[Data excerpts]
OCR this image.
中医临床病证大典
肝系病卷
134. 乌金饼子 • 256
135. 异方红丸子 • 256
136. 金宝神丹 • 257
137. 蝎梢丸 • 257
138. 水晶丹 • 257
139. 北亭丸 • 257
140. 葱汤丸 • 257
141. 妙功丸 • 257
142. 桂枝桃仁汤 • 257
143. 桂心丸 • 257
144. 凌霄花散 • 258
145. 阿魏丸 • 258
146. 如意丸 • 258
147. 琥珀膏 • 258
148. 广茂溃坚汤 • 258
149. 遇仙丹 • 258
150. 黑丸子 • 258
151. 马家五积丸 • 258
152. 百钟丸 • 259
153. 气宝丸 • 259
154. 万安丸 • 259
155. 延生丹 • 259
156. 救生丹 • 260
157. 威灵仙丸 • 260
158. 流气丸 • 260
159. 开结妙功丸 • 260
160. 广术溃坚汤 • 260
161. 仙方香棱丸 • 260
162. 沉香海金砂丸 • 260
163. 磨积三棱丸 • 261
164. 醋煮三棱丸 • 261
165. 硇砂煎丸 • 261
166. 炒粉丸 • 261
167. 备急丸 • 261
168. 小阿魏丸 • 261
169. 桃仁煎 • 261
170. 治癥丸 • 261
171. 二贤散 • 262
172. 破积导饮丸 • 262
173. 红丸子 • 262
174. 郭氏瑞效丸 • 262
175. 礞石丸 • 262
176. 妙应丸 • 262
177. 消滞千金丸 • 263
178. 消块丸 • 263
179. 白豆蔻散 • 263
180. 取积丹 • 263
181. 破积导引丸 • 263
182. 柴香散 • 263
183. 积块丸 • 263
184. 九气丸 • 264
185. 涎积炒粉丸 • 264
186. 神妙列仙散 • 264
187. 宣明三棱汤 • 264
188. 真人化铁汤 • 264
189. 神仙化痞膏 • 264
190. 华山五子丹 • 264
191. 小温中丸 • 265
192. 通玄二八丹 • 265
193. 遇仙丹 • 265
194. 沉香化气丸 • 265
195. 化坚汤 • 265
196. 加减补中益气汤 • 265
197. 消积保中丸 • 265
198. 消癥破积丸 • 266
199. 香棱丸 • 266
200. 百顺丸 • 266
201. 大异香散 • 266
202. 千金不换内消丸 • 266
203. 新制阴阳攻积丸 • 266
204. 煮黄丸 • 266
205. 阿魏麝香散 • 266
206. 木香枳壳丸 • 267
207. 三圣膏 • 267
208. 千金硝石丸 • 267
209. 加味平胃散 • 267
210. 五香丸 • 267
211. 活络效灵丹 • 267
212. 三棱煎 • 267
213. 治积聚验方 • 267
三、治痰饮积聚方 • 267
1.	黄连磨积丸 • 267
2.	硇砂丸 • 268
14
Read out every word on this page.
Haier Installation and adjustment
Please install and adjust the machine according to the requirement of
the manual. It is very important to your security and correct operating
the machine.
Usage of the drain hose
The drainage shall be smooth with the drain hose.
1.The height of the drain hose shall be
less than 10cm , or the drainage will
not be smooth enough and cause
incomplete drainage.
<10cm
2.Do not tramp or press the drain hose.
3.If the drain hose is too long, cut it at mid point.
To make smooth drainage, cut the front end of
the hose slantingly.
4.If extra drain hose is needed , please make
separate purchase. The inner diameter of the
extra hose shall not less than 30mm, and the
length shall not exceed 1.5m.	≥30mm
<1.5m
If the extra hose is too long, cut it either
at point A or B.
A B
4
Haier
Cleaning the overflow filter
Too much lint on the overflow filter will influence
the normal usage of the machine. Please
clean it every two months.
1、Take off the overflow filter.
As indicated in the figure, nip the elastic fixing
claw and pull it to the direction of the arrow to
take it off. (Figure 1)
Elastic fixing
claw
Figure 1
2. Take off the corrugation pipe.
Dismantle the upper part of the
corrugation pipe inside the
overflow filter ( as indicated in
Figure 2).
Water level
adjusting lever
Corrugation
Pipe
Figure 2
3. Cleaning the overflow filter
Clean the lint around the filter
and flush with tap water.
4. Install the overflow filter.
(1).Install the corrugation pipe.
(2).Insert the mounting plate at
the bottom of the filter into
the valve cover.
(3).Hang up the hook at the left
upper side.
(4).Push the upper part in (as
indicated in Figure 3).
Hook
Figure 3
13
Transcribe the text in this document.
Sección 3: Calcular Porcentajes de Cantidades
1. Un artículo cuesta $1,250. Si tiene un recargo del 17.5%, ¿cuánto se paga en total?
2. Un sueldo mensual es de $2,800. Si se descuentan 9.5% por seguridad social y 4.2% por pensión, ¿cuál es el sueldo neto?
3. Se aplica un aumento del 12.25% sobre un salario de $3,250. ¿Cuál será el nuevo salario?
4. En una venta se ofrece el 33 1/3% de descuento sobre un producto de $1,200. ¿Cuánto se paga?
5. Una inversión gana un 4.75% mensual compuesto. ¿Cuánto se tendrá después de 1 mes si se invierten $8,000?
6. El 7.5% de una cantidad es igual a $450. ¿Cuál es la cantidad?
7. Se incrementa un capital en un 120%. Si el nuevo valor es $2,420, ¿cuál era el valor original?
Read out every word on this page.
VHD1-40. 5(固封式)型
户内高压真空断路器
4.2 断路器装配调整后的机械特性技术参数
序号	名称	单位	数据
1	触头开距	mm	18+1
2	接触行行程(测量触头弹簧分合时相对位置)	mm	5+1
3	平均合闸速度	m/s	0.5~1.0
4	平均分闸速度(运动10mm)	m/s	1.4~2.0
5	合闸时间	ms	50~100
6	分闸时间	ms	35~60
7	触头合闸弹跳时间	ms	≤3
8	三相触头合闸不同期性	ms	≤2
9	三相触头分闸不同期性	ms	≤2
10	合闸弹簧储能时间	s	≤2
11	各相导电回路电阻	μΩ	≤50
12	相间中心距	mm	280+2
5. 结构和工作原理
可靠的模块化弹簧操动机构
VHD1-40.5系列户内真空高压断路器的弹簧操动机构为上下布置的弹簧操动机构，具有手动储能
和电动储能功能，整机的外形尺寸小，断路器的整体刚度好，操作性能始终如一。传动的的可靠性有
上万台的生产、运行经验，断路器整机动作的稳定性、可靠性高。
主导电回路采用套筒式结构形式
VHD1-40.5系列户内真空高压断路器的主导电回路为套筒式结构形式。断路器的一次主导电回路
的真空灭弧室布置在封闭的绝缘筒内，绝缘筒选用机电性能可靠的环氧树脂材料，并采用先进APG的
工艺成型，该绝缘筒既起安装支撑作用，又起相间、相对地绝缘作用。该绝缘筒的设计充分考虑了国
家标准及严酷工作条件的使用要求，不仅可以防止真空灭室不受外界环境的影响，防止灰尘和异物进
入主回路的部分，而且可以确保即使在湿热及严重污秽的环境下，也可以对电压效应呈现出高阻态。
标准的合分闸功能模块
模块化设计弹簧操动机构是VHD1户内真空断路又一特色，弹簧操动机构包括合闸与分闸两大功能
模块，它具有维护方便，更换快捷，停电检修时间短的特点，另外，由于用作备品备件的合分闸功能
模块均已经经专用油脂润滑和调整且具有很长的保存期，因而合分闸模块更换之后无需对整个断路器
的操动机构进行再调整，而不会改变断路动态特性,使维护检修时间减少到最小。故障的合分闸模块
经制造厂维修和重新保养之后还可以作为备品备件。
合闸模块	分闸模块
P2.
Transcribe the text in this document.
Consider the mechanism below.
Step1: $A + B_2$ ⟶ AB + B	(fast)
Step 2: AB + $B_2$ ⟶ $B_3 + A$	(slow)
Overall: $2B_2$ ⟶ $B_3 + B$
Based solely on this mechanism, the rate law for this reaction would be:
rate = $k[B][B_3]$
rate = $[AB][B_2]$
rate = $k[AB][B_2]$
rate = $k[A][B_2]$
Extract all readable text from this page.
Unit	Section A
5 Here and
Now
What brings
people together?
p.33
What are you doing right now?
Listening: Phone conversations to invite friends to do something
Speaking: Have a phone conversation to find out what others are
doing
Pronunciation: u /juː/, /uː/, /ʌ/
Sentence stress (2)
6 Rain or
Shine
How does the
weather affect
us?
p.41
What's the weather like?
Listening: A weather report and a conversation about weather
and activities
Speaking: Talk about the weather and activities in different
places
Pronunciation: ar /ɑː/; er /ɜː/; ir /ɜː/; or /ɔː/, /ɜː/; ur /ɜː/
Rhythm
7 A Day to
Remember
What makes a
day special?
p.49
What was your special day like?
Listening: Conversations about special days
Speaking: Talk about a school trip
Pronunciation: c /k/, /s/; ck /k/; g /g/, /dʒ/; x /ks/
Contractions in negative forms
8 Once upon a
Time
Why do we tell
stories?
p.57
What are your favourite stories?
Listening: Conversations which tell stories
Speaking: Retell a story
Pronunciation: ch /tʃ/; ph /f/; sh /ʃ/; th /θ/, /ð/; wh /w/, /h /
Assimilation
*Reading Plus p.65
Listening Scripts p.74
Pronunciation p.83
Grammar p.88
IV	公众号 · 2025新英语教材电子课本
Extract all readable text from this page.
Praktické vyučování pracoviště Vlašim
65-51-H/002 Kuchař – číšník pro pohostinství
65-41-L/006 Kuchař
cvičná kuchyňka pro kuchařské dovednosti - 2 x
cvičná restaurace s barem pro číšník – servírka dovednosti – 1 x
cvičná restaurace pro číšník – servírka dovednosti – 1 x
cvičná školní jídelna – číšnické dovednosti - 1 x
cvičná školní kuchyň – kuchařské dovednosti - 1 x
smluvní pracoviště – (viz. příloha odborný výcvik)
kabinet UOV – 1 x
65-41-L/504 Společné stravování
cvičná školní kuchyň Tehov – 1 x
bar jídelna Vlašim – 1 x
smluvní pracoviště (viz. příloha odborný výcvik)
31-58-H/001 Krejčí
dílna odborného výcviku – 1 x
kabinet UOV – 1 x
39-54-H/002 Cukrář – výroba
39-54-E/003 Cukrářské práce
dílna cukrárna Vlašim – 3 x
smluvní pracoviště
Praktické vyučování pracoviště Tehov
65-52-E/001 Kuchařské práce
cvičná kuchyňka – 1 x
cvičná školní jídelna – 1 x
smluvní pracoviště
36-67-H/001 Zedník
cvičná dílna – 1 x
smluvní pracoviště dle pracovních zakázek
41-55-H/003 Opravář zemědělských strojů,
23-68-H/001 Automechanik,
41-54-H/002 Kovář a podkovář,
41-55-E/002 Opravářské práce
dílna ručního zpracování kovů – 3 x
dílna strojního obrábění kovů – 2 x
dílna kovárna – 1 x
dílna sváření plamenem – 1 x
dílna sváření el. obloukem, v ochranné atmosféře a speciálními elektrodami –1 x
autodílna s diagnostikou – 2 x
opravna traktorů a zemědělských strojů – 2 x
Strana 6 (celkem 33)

Requirement: Your task is to pick out every line with the string "strojů" and copy it.

Result of the task:
41-55-H/003 Opravář zemědělských strojů,
opravna traktorů a zemědělských strojů – 2 x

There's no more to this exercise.